# [TASK TO COMPLETE]
In the data that follows, count the lines in which the word "dropdown" occurs, and report that figure alone.

# [SUPPLIED MATERIAL]
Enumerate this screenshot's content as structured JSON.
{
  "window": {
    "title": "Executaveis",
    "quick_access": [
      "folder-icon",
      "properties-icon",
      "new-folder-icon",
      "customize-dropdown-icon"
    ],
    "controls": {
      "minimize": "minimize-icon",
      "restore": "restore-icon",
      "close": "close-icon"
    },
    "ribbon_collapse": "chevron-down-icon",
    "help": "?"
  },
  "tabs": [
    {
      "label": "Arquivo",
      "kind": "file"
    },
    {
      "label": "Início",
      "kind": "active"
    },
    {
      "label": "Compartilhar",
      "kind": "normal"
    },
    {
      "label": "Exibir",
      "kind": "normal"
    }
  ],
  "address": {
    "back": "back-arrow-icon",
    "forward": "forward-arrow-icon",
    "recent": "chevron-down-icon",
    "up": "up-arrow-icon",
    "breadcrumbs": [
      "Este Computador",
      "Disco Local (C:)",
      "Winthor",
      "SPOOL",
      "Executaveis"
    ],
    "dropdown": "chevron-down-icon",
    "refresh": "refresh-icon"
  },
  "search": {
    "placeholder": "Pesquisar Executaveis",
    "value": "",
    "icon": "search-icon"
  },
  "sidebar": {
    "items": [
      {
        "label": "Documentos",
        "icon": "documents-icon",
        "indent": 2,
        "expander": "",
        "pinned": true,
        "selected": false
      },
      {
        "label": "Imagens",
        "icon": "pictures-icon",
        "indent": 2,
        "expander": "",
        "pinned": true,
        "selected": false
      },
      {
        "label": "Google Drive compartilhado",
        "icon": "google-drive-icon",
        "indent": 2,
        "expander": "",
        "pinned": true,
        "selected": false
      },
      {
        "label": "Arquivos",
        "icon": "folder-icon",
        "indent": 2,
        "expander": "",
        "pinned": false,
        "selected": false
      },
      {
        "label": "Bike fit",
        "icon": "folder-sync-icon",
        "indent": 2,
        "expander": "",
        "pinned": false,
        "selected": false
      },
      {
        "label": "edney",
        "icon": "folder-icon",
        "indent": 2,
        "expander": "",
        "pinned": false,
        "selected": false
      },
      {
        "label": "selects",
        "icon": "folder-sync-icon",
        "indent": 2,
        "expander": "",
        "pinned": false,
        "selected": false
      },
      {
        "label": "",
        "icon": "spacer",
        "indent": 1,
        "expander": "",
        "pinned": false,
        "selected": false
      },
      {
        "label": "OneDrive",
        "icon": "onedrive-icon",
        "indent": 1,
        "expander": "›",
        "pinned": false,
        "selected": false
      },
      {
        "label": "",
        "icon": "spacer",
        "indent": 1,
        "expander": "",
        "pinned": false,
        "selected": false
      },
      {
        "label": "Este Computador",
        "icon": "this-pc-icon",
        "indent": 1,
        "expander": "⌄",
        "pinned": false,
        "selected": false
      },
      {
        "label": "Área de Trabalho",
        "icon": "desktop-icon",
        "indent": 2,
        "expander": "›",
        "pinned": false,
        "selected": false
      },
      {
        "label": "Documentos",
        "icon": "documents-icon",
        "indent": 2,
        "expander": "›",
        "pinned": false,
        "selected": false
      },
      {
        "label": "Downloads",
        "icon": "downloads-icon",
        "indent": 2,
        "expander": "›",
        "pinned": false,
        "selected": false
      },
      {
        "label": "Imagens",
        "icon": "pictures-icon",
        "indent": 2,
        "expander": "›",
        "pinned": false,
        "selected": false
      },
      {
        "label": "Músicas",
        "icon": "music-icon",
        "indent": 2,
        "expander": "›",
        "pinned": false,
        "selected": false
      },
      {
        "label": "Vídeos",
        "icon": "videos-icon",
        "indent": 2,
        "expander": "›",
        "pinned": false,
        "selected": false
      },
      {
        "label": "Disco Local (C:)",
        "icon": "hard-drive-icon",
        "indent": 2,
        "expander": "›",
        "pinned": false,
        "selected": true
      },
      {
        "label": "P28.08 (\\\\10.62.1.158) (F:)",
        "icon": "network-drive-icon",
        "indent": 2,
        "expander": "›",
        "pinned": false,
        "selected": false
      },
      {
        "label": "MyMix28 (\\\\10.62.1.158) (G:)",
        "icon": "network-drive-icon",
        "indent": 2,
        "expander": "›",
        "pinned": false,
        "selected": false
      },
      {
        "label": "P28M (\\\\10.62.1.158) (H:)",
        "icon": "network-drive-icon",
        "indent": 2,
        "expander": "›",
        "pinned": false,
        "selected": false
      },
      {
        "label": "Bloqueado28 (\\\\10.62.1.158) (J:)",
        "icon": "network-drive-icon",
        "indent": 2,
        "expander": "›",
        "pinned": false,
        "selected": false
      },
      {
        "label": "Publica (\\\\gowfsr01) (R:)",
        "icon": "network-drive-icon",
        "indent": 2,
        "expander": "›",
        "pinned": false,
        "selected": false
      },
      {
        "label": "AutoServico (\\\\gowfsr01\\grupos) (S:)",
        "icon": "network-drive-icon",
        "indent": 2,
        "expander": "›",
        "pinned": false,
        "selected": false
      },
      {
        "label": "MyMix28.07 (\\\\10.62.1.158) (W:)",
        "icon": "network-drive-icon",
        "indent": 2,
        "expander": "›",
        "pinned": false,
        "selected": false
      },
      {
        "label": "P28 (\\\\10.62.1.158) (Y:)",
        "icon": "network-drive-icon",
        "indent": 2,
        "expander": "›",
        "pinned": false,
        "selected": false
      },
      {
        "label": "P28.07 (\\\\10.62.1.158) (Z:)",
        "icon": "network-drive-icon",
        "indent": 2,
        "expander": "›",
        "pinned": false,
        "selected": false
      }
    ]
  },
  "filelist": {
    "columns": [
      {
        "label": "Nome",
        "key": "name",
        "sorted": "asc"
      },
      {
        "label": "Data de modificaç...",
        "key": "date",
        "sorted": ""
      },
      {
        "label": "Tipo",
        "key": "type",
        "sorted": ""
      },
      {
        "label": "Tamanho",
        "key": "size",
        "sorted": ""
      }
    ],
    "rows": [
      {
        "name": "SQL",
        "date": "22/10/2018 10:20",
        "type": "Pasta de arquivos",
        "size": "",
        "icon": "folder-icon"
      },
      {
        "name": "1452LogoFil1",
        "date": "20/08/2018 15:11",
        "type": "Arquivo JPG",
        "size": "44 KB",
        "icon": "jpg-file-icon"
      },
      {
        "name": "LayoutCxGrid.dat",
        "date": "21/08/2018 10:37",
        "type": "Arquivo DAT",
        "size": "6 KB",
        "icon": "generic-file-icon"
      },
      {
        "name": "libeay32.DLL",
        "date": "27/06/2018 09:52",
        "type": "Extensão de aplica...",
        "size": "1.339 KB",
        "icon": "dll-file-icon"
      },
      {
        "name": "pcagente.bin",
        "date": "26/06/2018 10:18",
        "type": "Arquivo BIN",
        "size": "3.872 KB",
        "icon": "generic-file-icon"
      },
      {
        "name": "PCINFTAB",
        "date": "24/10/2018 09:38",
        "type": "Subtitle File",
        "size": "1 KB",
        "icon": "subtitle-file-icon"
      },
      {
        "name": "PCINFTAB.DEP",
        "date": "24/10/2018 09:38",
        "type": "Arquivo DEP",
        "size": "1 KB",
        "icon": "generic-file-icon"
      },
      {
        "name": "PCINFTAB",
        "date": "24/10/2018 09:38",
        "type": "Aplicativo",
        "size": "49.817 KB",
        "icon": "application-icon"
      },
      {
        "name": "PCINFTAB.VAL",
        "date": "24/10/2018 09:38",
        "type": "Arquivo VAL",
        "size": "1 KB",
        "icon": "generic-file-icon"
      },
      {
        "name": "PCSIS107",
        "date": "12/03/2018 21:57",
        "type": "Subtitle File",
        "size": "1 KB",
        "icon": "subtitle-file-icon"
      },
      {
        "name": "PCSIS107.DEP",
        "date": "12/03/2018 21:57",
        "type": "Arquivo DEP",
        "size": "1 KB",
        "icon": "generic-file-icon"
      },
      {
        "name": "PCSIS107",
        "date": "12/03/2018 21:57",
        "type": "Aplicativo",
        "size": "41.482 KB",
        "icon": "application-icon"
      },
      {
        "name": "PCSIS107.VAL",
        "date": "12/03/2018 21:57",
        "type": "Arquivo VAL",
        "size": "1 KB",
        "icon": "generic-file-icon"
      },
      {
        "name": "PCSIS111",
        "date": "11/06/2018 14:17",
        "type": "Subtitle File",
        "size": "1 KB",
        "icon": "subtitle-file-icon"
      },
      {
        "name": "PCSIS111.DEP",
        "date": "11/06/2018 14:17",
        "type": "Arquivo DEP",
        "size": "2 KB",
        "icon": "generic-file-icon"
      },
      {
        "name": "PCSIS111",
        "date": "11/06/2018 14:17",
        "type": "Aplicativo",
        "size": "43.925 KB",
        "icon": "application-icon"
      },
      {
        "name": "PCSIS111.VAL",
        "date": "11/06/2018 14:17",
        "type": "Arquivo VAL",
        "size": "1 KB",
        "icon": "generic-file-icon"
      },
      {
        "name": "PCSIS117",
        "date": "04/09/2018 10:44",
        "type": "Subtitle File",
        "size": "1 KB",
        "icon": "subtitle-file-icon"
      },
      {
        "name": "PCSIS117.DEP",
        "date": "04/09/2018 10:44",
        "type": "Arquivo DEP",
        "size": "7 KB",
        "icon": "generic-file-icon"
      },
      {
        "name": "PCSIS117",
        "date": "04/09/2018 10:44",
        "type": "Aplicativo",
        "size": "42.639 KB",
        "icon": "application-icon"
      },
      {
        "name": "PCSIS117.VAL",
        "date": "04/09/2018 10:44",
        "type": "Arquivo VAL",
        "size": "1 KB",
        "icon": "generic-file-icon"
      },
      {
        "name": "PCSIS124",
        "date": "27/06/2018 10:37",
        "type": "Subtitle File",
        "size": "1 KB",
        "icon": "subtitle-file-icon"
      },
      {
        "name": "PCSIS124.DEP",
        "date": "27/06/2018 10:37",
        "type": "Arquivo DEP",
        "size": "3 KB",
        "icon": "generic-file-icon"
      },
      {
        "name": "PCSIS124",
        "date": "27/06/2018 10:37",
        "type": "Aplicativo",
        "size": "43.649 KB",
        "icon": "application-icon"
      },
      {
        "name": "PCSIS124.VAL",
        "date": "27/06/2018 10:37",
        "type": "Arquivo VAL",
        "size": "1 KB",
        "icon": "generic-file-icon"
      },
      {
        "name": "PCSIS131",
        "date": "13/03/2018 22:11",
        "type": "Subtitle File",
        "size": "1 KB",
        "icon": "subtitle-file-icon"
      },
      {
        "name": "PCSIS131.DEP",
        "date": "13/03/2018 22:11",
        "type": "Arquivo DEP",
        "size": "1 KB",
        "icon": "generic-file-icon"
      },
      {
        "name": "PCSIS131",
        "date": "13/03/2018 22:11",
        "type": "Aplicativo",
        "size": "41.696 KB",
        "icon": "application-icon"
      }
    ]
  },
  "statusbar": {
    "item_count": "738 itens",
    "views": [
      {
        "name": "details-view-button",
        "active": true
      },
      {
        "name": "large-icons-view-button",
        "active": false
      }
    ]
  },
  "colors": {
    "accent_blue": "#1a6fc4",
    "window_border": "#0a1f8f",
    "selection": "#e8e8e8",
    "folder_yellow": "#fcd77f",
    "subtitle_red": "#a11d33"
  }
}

# [THE COMPLETED TASK]
2